[Extracted data entries]
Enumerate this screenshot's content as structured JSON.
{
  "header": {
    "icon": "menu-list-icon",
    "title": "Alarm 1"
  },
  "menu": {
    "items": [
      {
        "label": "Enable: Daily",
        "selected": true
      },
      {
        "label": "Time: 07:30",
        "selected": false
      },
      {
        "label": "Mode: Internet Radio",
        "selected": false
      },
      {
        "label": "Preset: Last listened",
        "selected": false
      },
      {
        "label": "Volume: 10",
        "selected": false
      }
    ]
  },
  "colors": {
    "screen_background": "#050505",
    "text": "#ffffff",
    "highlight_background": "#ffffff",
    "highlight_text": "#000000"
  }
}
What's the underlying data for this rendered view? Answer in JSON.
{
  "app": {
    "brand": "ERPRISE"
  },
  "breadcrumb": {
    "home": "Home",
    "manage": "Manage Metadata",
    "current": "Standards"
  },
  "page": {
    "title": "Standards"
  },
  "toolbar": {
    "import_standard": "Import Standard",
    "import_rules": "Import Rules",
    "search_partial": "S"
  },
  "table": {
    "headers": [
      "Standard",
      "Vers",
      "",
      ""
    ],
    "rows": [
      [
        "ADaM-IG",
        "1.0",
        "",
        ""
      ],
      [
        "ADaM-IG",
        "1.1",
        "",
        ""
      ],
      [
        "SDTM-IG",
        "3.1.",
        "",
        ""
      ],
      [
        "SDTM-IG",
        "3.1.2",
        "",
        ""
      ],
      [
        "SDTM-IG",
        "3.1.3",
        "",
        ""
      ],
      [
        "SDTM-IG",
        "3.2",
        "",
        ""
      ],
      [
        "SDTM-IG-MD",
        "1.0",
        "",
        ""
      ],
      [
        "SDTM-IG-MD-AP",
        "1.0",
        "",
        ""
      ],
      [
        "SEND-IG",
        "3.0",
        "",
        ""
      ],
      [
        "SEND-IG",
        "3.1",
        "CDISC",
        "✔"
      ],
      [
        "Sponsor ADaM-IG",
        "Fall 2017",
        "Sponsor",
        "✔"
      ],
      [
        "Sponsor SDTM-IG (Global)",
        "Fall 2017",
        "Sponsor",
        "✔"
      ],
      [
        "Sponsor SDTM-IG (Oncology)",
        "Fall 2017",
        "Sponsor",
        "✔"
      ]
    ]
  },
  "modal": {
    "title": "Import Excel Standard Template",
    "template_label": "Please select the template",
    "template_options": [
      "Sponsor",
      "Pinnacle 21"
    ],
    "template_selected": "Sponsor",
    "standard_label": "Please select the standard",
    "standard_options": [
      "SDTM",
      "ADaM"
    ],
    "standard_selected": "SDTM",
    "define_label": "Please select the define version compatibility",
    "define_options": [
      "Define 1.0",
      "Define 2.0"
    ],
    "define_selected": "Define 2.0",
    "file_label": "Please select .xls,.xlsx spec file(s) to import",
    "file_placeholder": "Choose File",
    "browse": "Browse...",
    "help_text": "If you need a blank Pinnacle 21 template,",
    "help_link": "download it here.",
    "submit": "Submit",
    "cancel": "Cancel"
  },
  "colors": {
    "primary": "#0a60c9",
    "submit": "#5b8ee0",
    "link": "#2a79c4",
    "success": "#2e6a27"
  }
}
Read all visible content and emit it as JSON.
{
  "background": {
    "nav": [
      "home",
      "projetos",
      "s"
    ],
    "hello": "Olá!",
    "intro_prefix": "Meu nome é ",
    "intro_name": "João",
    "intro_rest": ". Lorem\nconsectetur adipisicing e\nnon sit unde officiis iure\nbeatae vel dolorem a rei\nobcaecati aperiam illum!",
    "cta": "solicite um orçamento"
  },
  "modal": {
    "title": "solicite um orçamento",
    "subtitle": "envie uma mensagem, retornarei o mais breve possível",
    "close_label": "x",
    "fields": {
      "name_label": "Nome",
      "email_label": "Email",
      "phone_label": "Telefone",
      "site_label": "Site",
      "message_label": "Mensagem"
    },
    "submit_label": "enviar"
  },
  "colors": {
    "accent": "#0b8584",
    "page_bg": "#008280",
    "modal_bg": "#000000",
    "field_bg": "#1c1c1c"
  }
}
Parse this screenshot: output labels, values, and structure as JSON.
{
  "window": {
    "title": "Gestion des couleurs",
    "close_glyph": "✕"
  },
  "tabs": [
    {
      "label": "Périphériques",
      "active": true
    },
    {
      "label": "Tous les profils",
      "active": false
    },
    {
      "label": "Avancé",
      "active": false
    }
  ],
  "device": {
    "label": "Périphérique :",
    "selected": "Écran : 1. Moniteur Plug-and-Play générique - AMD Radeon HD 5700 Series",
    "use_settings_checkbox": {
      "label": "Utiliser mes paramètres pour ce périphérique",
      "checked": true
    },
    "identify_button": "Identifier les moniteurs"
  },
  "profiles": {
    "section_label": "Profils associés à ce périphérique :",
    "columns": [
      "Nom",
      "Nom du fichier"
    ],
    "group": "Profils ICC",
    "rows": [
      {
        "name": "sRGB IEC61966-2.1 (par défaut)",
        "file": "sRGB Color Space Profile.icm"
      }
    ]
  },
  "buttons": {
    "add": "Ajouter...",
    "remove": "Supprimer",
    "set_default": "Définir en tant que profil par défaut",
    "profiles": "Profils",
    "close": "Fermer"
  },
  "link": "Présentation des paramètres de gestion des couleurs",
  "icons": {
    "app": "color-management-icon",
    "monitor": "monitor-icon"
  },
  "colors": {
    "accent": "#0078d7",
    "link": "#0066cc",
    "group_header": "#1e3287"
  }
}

• _Exercise task_:
Write out all the entries exactly.

• _Written answer_:
Enumerate this screenshot's content as structured JSON.
{
  "header": {
    "icon": "menu-list-icon",
    "title": "Alarm 1"
  },
  "menu": {
    "items": [
      {
        "label": "Enable: Daily",
        "selected": true
      },
      {
        "label": "Time: 07:30",
        "selected": false
      },
      {
        "label": "Mode: Internet Radio",
        "selected": false
      },
      {
        "label": "Preset: Last listened",
        "selected": false
      },
      {
        "label": "Volume: 10",
        "selected": false
      }
    ]
  },
  "colors": {
    "screen_background": "#050505",
    "text": "#ffffff",
    "highlight_background": "#ffffff",
    "highlight_text": "#000000"
  }
}
What's the underlying data for this rendered view? Answer in JSON.
{
  "app": {
    "brand": "ERPRISE"
  },
  "breadcrumb": {
    "home": "Home",
    "manage": "Manage Metadata",
    "current": "Standards"
  },
  "page": {
    "title": "Standards"
  },
  "toolbar": {
    "import_standard": "Import Standard",
    "import_rules": "Import Rules",
    "search_partial": "S"
  },
  "table": {
    "headers": [
      "Standard",
      "Vers",
      "",
      ""
    ],
    "rows": [
      [
        "ADaM-IG",
        "1.0",
        "",
        ""
      ],
      [
        "ADaM-IG",
        "1.1",
        "",
        ""
      ],
      [
        "SDTM-IG",
        "3.1.",
        "",
        ""
      ],
      [
        "SDTM-IG",
        "3.1.2",
        "",
        ""
      ],
      [
        "SDTM-IG",
        "3.1.3",
        "",
        ""
      ],
      [
        "SDTM-IG",
        "3.2",
        "",
        ""
      ],
      [
        "SDTM-IG-MD",
        "1.0",
        "",
        ""
      ],
      [
        "SDTM-IG-MD-AP",
        "1.0",
        "",
        ""
      ],
      [
        "SEND-IG",
        "3.0",
        "",
        ""
      ],
      [
        "SEND-IG",
        "3.1",
        "CDISC",
        "✔"
      ],
      [
        "Sponsor ADaM-IG",
        "Fall 2017",
        "Sponsor",
        "✔"
      ],
      [
        "Sponsor SDTM-IG (Global)",
        "Fall 2017",
        "Sponsor",
        "✔"
      ],
      [
        "Sponsor SDTM-IG (Oncology)",
        "Fall 2017",
        "Sponsor",
        "✔"
      ]
    ]
  },
  "modal": {
    "title": "Import Excel Standard Template",
    "template_label": "Please select the template",
    "template_options": [
      "Sponsor",
      "Pinnacle 21"
    ],
    "template_selected": "Sponsor",
    "standard_label": "Please select the standard",
    "standard_options": [
      "SDTM",
      "ADaM"
    ],
    "standard_selected": "SDTM",
    "define_label": "Please select the define version compatibility",
    "define_options": [
      "Define 1.0",
      "Define 2.0"
    ],
    "define_selected": "Define 2.0",
    "file_label": "Please select .xls,.xlsx spec file(s) to import",
    "file_placeholder": "Choose File",
    "browse": "Browse...",
    "help_text": "If you need a blank Pinnacle 21 template,",
    "help_link": "download it here.",
    "submit": "Submit",
    "cancel": "Cancel"
  },
  "colors": {
    "primary": "#0a60c9",
    "submit": "#5b8ee0",
    "link": "#2a79c4",
    "success": "#2e6a27"
  }
}
Read all visible content and emit it as JSON.
{
  "background": {
    "nav": [
      "home",
      "projetos",
      "s"
    ],
    "hello": "Olá!",
    "intro_prefix": "Meu nome é ",
    "intro_name": "João",
    "intro_rest": ". Lorem\nconsectetur adipisicing e\nnon sit unde officiis iure\nbeatae vel dolorem a rei\nobcaecati aperiam illum!",
    "cta": "solicite um orçamento"
  },
  "modal": {
    "title": "solicite um orçamento",
    "subtitle": "envie uma mensagem, retornarei o mais breve possível",
    "close_label": "x",
    "fields": {
      "name_label": "Nome",
      "email_label": "Email",
      "phone_label": "Telefone",
      "site_label": "Site",
      "message_label": "Mensagem"
    },
    "submit_label": "enviar"
  },
  "colors": {
    "accent": "#0b8584",
    "page_bg": "#008280",
    "modal_bg": "#000000",
    "field_bg": "#1c1c1c"
  }
}
Parse this screenshot: output labels, values, and structure as JSON.
{
  "window": {
    "title": "Gestion des couleurs",
    "close_glyph": "✕"
  },
  "tabs": [
    {
      "label": "Périphériques",
      "active": true
    },
    {
      "label": "Tous les profils",
      "active": false
    },
    {
      "label": "Avancé",
      "active": false
    }
  ],
  "device": {
    "label": "Périphérique :",
    "selected": "Écran : 1. Moniteur Plug-and-Play générique - AMD Radeon HD 5700 Series",
    "use_settings_checkbox": {
      "label": "Utiliser mes paramètres pour ce périphérique",
      "checked": true
    },
    "identify_button": "Identifier les moniteurs"
  },
  "profiles": {
    "section_label": "Profils associés à ce périphérique :",
    "columns": [
      "Nom",
      "Nom du fichier"
    ],
    "group": "Profils ICC",
    "rows": [
      {
        "name": "sRGB IEC61966-2.1 (par défaut)",
        "file": "sRGB Color Space Profile.icm"
      }
    ]
  },
  "buttons": {
    "add": "Ajouter...",
    "remove": "Supprimer",
    "set_default": "Définir en tant que profil par défaut",
    "profiles": "Profils",
    "close": "Fermer"
  },
  "link": "Présentation des paramètres de gestion des couleurs",
  "icons": {
    "app": "color-management-icon",
    "monitor": "monitor-icon"
  },
  "colors": {
    "accent": "#0078d7",
    "link": "#0066cc",
    "group_header": "#1e3287"
  }
}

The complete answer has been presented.